## RAW RECORDS:
========================

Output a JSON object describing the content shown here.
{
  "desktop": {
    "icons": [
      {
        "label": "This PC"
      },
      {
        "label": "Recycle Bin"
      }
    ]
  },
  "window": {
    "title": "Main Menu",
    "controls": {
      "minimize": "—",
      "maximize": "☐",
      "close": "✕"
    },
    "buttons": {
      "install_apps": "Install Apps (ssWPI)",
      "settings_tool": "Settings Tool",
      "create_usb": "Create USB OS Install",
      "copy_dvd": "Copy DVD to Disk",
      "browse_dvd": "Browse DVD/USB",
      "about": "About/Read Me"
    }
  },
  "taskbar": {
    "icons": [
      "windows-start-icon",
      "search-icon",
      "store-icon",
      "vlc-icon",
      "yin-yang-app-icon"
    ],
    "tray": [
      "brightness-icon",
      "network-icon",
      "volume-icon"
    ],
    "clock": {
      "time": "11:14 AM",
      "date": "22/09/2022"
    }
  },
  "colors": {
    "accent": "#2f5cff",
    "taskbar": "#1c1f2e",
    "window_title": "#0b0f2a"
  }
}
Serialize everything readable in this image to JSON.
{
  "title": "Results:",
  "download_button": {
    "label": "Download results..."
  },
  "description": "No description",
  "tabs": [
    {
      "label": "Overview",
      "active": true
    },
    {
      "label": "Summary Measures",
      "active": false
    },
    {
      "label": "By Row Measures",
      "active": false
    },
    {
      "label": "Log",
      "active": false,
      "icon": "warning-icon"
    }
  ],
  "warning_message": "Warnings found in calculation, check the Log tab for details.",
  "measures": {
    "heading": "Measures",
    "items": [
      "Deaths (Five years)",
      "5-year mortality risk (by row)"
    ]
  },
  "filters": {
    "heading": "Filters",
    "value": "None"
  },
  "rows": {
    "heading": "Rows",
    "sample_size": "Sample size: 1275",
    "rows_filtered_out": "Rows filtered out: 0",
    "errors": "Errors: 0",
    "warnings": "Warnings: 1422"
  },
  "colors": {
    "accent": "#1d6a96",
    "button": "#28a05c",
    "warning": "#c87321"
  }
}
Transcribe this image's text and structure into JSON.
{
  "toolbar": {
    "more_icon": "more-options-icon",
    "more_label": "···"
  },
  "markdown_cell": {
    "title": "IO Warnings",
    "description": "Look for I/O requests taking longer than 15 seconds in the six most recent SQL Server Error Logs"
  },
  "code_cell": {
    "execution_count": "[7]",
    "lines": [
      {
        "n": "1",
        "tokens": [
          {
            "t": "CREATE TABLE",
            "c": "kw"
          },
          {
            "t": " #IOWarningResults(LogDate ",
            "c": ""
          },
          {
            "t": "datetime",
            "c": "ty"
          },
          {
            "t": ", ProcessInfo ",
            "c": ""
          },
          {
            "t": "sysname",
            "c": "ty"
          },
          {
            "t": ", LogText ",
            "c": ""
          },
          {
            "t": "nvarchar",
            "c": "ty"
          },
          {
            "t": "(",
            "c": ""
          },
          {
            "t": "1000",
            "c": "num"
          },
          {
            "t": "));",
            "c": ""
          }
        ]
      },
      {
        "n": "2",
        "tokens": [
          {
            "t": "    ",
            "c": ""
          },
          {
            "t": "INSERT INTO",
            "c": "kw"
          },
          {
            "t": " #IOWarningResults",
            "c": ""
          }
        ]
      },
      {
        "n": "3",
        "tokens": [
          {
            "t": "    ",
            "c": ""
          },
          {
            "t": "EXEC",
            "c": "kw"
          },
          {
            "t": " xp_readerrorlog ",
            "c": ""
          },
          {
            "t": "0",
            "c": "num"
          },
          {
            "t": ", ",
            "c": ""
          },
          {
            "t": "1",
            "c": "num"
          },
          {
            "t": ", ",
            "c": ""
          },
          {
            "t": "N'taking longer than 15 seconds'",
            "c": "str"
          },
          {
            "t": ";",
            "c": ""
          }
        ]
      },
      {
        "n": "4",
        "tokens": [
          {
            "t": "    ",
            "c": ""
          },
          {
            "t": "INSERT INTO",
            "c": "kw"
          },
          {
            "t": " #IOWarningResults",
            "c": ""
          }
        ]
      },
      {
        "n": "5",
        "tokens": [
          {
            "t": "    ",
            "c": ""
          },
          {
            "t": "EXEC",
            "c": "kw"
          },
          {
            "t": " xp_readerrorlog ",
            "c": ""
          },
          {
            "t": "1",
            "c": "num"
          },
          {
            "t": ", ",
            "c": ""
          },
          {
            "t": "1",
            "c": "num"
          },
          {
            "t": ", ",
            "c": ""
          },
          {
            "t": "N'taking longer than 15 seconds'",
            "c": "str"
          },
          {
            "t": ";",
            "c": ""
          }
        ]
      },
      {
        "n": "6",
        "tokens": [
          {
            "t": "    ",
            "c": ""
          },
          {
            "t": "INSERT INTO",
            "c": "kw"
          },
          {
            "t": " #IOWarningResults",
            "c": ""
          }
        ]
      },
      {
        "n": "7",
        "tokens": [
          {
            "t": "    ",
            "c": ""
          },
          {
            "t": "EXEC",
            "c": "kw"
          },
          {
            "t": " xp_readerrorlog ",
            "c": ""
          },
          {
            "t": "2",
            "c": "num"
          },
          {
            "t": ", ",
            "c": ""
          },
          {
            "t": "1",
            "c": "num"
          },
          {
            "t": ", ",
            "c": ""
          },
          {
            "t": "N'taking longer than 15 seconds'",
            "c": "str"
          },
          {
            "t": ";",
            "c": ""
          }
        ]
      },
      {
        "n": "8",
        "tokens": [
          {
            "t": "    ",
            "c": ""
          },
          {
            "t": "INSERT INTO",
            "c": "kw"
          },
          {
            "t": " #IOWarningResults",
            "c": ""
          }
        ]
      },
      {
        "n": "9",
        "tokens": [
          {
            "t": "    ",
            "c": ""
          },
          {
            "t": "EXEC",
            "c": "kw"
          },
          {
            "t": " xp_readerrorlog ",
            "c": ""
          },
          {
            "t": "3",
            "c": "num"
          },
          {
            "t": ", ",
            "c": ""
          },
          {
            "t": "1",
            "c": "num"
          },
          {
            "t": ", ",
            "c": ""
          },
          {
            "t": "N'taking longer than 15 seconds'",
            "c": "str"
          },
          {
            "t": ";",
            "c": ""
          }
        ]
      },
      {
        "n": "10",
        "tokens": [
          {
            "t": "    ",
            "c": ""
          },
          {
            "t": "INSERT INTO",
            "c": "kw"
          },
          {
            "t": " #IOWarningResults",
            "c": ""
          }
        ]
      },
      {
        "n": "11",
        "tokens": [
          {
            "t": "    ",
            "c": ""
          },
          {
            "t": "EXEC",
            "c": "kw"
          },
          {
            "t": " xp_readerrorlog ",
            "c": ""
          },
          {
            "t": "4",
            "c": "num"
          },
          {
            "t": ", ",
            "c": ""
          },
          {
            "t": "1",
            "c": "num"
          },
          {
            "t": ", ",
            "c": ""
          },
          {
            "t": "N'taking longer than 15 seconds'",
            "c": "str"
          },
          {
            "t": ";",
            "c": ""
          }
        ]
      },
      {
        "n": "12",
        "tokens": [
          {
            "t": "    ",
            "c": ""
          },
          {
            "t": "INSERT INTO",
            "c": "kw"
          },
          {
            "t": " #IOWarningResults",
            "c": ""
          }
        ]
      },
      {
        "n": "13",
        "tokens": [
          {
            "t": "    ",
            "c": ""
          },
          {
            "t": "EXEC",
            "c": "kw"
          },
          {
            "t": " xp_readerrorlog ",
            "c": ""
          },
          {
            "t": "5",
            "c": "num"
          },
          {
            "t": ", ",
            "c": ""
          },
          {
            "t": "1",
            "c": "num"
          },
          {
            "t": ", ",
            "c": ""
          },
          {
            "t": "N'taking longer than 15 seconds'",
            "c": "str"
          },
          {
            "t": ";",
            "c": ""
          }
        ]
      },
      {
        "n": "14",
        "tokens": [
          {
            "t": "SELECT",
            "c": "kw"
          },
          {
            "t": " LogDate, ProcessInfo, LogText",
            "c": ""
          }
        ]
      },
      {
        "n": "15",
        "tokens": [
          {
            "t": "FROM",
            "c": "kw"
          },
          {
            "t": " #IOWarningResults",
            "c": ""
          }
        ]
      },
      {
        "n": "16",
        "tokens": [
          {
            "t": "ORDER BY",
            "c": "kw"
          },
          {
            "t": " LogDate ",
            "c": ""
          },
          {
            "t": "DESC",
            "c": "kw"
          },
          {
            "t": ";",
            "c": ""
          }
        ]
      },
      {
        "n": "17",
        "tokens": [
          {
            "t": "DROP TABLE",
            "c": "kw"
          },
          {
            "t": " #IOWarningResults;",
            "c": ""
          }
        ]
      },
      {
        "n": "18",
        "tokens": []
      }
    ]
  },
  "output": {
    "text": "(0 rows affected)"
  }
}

========================

## WRITTEN EXERCISE:
Find each line in the records holding the string "ProcessInfo" and show it.

## WRITTEN ANSWER:
            "t": ", ProcessInfo ",
            "t": " LogDate, ProcessInfo, LogText",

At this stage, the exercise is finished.